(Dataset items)

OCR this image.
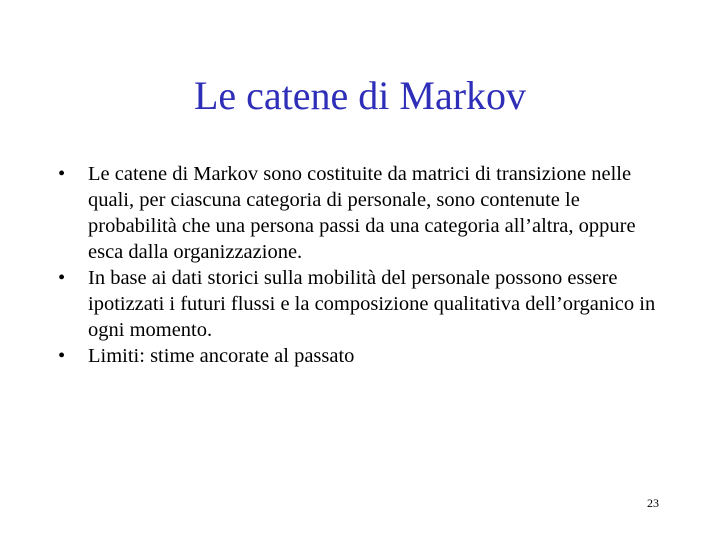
Le catene di Markov
•	Le catene di Markov sono costituite da matrici di transizione nelle quali, per ciascuna categoria di personale, sono contenute le probabilità che una persona passi da una categoria all’altra, oppure esca dalla organizzazione.
•	In base ai dati storici sulla mobilità del personale possono essere ipotizzati i futuri flussi e la composizione qualitativa dell’organico in ogni momento.
•	Limiti: stime ancorate al passato
23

TASK TO CARRY OUT:
Which lines contain "catene"? Copy each of them out.

SOLVED PROBLEM:
Le catene di Markov
•	Le catene di Markov sono costituite da matrici di transizione nelle quali, per ciascuna categoria di personale, sono contenute le probabilità che una persona passi da una categoria all’altra, oppure esca dalla organizzazione.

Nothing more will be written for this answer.